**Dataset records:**
┄┄┄┄┄┄┄┄┄┄

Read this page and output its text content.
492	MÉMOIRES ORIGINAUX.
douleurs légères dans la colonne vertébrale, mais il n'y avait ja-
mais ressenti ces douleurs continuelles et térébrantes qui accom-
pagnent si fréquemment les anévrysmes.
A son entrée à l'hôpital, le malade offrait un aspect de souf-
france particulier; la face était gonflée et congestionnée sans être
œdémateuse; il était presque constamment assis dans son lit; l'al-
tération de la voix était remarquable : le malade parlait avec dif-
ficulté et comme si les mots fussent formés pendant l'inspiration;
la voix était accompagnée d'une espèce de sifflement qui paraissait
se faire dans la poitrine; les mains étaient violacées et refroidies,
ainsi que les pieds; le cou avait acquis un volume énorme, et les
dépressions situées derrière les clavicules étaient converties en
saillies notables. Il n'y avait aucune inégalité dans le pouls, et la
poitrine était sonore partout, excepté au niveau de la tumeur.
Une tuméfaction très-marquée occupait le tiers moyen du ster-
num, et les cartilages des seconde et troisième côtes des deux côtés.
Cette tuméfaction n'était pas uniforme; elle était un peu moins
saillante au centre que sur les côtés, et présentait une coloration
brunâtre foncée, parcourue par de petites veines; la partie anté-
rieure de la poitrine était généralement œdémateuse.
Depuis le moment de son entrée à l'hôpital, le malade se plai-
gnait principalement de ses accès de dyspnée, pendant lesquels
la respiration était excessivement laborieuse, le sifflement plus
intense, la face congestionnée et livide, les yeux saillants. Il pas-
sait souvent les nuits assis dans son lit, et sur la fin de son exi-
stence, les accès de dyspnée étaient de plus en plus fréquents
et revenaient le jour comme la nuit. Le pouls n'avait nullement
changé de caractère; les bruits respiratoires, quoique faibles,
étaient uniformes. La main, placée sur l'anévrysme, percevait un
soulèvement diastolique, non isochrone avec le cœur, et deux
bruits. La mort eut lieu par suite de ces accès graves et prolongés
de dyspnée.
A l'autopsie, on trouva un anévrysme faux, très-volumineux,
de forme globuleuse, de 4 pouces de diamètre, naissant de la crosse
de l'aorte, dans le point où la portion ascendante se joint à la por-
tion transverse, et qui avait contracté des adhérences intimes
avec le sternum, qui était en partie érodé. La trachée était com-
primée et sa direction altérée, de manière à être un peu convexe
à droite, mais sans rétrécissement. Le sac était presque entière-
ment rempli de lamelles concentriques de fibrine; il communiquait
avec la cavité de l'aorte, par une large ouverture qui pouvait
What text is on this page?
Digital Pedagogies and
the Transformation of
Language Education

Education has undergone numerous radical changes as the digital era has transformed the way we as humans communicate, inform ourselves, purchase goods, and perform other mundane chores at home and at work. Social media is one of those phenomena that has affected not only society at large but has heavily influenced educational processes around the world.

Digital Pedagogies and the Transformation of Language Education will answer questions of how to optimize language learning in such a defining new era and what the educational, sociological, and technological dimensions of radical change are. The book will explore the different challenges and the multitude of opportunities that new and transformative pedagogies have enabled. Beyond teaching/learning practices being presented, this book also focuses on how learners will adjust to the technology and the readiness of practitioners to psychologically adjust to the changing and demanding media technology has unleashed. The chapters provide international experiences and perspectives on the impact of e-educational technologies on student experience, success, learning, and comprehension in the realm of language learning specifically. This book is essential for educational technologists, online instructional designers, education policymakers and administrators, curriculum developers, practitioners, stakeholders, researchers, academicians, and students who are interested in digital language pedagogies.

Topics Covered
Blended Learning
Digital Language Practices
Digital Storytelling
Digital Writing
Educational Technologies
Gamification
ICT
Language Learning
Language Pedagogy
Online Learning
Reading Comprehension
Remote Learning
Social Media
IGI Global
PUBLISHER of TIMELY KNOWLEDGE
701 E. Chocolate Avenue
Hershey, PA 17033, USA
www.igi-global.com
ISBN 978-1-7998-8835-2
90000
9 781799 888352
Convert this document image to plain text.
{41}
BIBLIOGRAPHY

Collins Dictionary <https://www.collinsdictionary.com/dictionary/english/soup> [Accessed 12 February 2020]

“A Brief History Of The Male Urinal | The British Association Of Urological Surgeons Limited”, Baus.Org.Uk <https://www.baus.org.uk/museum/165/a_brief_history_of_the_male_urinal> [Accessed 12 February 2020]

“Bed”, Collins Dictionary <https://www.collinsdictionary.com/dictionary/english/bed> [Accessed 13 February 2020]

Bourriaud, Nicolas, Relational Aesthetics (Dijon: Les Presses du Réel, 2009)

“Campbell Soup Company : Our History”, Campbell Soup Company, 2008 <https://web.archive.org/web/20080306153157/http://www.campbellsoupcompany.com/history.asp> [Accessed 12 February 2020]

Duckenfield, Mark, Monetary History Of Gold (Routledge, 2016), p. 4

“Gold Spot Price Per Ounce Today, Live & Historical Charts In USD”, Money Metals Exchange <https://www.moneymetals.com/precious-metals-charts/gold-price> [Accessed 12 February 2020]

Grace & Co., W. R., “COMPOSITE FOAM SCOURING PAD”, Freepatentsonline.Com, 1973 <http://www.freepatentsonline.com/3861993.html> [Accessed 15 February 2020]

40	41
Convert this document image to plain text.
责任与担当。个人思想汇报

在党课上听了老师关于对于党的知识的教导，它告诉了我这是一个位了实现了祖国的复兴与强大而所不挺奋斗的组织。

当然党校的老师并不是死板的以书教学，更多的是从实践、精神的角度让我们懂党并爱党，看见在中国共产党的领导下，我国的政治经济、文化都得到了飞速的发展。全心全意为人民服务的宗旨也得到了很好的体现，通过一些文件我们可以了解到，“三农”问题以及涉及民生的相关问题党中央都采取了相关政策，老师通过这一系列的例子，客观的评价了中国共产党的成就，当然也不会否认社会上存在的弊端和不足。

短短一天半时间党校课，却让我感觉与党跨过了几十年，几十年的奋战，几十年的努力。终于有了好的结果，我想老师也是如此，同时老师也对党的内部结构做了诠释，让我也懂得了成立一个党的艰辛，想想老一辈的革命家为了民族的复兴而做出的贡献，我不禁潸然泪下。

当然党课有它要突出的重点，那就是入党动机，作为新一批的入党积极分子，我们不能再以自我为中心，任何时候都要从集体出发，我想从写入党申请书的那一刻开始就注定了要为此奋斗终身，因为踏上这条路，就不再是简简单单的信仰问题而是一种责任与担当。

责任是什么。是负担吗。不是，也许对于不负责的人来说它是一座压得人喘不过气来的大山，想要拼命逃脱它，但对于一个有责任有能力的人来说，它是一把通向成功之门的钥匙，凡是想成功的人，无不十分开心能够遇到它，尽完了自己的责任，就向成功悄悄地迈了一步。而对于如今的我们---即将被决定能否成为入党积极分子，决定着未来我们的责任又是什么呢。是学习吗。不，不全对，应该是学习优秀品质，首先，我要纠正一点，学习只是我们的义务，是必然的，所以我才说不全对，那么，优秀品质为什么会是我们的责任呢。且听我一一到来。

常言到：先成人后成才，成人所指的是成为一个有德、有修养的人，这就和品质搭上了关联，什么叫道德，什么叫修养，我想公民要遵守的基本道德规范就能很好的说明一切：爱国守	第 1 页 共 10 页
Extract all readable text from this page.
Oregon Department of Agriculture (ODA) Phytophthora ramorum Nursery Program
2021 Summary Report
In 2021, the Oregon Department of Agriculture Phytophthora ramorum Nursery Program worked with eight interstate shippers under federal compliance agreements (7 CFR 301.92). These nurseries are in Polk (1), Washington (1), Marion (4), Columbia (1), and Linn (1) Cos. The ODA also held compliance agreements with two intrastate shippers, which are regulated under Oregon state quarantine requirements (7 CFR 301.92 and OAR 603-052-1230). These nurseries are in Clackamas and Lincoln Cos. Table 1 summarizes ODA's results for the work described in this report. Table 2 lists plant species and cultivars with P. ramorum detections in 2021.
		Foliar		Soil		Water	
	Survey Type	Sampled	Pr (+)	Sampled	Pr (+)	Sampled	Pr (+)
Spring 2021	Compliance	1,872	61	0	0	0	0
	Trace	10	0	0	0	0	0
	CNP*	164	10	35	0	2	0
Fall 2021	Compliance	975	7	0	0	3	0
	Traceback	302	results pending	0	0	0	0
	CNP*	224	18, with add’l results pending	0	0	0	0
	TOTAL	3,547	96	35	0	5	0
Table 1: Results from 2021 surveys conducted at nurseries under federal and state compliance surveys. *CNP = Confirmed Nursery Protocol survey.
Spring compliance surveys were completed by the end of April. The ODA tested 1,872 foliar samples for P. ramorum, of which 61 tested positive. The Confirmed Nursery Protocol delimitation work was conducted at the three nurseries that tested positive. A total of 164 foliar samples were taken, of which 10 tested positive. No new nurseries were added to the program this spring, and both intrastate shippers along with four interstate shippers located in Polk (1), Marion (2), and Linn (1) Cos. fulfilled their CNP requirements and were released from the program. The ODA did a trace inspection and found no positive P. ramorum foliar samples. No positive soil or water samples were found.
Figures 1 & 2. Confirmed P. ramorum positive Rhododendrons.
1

┄┄┄┄┄┄┄┄┄┄

**WHAT IS BEING ASKED:** Every line from the line containing "Extract all readable text from this page." to the last line of the material above must be repeated exactly, and no other line.

**THE ANSWER:**
Extract all readable text from this page.
Oregon Department of Agriculture (ODA) Phytophthora ramorum Nursery Program
2021 Summary Report
In 2021, the Oregon Department of Agriculture Phytophthora ramorum Nursery Program worked with eight interstate shippers under federal compliance agreements (7 CFR 301.92). These nurseries are in Polk (1), Washington (1), Marion (4), Columbia (1), and Linn (1) Cos. The ODA also held compliance agreements with two intrastate shippers, which are regulated under Oregon state quarantine requirements (7 CFR 301.92 and OAR 603-052-1230). These nurseries are in Clackamas and Lincoln Cos. Table 1 summarizes ODA's results for the work described in this report. Table 2 lists plant species and cultivars with P. ramorum detections in 2021.
		Foliar		Soil		Water	
	Survey Type	Sampled	Pr (+)	Sampled	Pr (+)	Sampled	Pr (+)
Spring 2021	Compliance	1,872	61	0	0	0	0
	Trace	10	0	0	0	0	0
	CNP*	164	10	35	0	2	0
Fall 2021	Compliance	975	7	0	0	3	0
	Traceback	302	results pending	0	0	0	0
	CNP*	224	18, with add’l results pending	0	0	0	0
	TOTAL	3,547	96	35	0	5	0
Table 1: Results from 2021 surveys conducted at nurseries under federal and state compliance surveys. *CNP = Confirmed Nursery Protocol survey.
Spring compliance surveys were completed by the end of April. The ODA tested 1,872 foliar samples for P. ramorum, of which 61 tested positive. The Confirmed Nursery Protocol delimitation work was conducted at the three nurseries that tested positive. A total of 164 foliar samples were taken, of which 10 tested positive. No new nurseries were added to the program this spring, and both intrastate shippers along with four interstate shippers located in Polk (1), Marion (2), and Linn (1) Cos. fulfilled their CNP requirements and were released from the program. The ODA did a trace inspection and found no positive P. ramorum foliar samples. No positive soil or water samples were found.
Figures 1 & 2. Confirmed P. ramorum positive Rhododendrons.
1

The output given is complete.